▸ **COMPLETE THE FOLLOWING**:
• 1. In the text on GrooveSquid.com's AI paper summaries, restate the passage starting at "GrooveSquid.com’s goal is" and ending at "suits you best!", changing "simpler terms" to "plain language".
• 2. Extend the GrooveSquid.com summary of the FairServe paper past its final sentence.

+++ TEXT PROVIDED

GrooveSquid.com’s goal is to make artificial intelligence research accessible by summarizing AI papers in simpler terms. Each summary below covers the same AI paper, written at different levels of difficulty. The medium difficulty and low difficulty versions are original summaries written by GrooveSquid.com, while the high difficulty version is the paper’s original abstract. Feel free to learn from the version that suits you best!

Summary difficulty Written by Summary
High Paper authors High Difficulty Summary
Read the original abstract here
Medium GrooveSquid.com (original content) Medium Difficulty Summary
The paper presents a novel approach called FairServe to ensure fair access to large language models (LLMs) in multi-tenant serving platforms. Existing fairness methods do not account for variations in token lengths and multiple LLM calls, making them unsuitable for such platforms. The authors analyze millions of requests from thousands of users on Microsoft’s CoPilot platform, confirming the inadequacy of existing methods. FairServe proposes a system that combines application-characteristic aware request throttling with weighted service counter-based scheduling to curb abusive behavior and ensure fairness. Experimental results demonstrate superior performance compared to state-of-the-art methods in ensuring fairness. The authors are actively working on deploying their system in production, expecting to benefit millions of customers worldwide.

++++++
+++ LISTED RECORDS

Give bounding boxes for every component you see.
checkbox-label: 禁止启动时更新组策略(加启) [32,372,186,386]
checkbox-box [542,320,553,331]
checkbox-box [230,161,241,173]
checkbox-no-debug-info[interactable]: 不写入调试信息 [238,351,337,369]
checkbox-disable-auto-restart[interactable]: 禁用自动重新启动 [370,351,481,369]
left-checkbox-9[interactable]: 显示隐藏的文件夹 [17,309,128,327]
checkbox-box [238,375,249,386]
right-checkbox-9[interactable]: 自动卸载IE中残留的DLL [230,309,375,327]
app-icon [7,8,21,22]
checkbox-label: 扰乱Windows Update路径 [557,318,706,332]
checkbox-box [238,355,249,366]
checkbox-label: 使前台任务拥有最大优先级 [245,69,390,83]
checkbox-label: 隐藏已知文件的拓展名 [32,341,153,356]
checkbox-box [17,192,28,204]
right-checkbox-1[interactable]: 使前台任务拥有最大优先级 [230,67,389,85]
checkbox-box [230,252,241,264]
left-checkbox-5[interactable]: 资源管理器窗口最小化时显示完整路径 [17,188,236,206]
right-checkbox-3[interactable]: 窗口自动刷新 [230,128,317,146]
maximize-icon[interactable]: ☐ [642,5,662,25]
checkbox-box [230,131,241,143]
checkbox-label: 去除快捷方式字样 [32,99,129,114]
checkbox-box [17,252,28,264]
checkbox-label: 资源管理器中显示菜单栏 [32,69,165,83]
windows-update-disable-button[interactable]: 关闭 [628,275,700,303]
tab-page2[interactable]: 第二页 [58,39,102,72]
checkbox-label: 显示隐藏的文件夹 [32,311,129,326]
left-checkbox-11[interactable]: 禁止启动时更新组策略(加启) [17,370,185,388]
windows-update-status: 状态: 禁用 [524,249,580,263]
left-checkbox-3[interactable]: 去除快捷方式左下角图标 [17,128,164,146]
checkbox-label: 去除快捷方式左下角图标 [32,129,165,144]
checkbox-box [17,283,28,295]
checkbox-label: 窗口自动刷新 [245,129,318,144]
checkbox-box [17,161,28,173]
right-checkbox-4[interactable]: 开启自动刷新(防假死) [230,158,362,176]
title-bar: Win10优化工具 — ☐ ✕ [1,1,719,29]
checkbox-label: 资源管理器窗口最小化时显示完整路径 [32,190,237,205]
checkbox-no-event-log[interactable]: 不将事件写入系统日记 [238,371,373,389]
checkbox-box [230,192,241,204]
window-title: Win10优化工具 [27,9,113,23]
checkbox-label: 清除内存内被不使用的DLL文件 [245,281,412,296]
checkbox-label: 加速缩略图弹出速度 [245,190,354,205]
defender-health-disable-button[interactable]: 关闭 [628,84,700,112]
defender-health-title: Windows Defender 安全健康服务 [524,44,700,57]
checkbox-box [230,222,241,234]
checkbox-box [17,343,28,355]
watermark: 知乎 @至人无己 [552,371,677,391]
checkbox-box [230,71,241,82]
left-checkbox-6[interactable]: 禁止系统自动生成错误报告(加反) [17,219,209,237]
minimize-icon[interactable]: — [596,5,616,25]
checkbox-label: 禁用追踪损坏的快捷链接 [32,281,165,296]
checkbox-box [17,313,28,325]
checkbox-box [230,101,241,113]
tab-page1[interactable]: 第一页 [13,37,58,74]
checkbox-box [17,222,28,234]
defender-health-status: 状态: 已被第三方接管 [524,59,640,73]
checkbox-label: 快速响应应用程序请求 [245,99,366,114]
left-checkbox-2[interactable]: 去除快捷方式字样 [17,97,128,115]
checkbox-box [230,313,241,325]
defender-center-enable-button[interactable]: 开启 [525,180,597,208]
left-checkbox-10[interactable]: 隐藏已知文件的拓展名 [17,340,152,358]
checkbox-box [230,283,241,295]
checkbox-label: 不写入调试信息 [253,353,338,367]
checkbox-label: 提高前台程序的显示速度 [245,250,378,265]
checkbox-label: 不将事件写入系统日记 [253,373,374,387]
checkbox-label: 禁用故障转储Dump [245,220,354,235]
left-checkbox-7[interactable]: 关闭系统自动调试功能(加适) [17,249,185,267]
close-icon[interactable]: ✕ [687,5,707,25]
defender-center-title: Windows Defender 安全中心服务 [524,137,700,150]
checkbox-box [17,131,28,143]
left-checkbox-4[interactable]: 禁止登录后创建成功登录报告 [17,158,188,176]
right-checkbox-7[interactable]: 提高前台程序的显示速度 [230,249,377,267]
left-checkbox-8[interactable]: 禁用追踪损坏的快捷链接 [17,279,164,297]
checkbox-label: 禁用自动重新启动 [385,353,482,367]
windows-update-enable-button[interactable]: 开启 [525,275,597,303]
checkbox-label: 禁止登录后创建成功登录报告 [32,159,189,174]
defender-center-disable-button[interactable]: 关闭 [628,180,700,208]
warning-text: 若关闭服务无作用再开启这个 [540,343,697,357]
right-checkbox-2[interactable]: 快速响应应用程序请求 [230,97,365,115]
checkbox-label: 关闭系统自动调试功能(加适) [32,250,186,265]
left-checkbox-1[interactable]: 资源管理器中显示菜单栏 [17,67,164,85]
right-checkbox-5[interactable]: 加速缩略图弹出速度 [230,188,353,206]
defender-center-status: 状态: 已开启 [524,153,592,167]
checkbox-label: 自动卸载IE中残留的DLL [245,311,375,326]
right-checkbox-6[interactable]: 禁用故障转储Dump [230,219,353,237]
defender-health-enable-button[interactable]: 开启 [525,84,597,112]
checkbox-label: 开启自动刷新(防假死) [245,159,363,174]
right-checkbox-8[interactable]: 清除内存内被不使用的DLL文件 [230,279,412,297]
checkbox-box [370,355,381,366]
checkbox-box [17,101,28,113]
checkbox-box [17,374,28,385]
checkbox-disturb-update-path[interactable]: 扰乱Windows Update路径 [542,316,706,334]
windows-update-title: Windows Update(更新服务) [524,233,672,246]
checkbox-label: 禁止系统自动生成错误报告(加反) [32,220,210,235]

++++++

▸ **TASK-BY-TASK OUTPUTS**:
• 1.
GrooveSquid.com’s goal is to make artificial intelligence research accessible by summarizing AI papers in plain language. Each summary below covers the same AI paper, written at different levels of difficulty. The medium difficulty and low difficulty versions are original summaries written by GrooveSquid.com, while the high difficulty version is the paper’s original abstract. Feel free to learn from the version that suits you best!

• 2.
Low GrooveSquid.com (original content) Low Difficulty Summary
Imagine a place where people can ask questions or get answers from computers. Sometimes, some users might use this service too much, making it hard for others to get help. This is unfair! The paper talks about how to make sure everyone gets a fair chance to use these computer services. They studied real data and found that current methods don’t work well because they don’t consider different lengths of questions or requests. The authors created a new system called FairServe that makes it fair for all users. It’s like having a special meter that measures how much each user uses the service, so everyone gets a turn.